━━ Input for this task ━━

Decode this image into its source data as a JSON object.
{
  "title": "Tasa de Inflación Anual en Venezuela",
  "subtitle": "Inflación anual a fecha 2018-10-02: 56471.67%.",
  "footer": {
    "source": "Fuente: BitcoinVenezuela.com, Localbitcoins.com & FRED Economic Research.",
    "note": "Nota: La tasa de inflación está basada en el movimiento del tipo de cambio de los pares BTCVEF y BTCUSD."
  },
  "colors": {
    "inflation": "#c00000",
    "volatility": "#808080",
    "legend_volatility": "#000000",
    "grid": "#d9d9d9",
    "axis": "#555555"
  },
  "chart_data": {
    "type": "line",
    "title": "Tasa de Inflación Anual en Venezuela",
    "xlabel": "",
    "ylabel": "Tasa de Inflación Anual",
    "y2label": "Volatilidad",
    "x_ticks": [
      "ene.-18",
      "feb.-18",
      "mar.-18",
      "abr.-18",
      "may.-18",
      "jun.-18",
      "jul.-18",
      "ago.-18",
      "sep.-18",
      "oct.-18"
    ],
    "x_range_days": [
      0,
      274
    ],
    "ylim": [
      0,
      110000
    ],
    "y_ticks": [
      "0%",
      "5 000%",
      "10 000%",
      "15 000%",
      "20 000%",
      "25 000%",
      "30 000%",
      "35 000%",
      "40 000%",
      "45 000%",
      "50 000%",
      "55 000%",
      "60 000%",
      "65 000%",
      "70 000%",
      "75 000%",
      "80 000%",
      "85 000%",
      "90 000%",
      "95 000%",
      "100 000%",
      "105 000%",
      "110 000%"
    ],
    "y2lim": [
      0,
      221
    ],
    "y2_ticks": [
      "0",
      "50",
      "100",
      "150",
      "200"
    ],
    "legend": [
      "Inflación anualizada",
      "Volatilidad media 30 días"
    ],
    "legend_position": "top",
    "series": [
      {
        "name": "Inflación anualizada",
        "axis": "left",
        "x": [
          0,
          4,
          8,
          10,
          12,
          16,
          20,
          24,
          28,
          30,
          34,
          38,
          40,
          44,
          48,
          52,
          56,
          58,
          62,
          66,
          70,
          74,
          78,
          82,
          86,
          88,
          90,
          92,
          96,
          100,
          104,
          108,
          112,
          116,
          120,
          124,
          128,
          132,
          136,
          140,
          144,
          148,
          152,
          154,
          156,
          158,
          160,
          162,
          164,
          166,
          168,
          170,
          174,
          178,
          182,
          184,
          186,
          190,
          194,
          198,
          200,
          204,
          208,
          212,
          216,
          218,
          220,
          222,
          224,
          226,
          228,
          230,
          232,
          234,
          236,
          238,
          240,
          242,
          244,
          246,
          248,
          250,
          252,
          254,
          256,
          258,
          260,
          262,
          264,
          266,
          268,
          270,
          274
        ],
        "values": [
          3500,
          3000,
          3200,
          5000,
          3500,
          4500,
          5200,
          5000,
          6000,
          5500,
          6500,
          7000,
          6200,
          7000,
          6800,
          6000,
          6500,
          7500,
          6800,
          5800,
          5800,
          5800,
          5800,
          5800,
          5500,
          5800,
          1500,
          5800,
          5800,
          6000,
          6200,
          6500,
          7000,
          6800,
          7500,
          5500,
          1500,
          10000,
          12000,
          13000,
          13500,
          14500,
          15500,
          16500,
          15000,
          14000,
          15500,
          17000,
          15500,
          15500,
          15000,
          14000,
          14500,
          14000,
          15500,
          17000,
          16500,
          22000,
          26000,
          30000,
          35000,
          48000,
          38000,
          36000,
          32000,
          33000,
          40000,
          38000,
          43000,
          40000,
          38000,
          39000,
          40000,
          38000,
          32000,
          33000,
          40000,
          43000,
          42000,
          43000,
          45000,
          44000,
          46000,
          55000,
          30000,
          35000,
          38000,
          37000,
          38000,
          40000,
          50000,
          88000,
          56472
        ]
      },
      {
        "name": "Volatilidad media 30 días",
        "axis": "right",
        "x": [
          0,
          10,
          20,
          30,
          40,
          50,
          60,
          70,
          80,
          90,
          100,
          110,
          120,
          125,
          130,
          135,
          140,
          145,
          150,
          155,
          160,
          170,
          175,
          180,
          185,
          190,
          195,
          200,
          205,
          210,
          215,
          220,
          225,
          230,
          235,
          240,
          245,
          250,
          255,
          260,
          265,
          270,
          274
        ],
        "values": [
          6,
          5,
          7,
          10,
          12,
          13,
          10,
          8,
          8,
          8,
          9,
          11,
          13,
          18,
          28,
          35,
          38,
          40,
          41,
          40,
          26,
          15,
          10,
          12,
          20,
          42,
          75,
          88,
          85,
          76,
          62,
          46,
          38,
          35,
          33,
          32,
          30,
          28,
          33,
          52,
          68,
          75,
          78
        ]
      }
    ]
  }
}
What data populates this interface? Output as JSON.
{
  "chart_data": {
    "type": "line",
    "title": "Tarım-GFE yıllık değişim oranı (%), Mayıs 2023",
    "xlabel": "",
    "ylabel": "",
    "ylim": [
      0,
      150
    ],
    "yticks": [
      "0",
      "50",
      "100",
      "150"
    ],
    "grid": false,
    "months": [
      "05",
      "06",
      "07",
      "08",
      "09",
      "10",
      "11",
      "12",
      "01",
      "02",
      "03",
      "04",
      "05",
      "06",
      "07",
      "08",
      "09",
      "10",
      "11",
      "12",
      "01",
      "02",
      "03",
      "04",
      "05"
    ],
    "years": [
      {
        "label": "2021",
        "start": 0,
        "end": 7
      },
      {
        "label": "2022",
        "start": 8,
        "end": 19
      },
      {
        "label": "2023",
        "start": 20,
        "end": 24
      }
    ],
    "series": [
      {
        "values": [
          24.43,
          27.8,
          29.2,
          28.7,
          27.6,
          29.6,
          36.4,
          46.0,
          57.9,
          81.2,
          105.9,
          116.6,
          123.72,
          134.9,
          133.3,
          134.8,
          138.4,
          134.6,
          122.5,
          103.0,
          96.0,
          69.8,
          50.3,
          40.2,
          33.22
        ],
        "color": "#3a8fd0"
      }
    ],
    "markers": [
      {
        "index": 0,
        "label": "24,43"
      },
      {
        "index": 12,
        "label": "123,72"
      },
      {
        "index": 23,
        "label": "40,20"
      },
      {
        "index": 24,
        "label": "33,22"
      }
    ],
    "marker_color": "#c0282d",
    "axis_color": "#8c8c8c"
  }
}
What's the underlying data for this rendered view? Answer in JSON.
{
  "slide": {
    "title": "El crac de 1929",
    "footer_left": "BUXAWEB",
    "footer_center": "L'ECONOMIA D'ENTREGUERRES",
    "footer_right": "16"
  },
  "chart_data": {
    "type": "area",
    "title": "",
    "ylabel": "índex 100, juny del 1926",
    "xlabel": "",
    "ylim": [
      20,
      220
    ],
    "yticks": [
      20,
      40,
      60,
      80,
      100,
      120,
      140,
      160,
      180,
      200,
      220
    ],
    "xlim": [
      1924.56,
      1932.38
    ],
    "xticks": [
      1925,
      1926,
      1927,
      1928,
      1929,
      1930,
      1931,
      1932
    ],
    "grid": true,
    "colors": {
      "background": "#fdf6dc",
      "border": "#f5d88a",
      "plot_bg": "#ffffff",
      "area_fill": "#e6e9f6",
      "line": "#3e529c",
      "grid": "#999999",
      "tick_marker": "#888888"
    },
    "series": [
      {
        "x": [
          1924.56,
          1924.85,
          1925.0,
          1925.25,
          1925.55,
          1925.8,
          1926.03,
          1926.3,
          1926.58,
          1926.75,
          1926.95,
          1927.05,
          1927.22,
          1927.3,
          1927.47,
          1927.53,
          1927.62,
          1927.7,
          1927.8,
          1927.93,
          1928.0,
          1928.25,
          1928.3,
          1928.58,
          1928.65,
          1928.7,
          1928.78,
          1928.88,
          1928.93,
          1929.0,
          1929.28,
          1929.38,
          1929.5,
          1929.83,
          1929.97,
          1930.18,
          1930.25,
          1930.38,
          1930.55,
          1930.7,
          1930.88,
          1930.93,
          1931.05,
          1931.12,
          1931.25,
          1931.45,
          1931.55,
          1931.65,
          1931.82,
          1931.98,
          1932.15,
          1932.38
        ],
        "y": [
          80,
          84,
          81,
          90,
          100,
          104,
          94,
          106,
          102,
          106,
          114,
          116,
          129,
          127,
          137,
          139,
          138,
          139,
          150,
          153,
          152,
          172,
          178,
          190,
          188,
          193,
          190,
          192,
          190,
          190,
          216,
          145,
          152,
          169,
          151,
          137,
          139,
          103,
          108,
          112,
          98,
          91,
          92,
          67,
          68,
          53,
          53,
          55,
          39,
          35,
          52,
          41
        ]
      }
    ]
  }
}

━━━

*Objective:* Look through the listing above. Pick out each line with "media" and copy it.

*Correct result:*
      "Volatilidad media 30 días"
        "name": "Volatilidad media 30 días",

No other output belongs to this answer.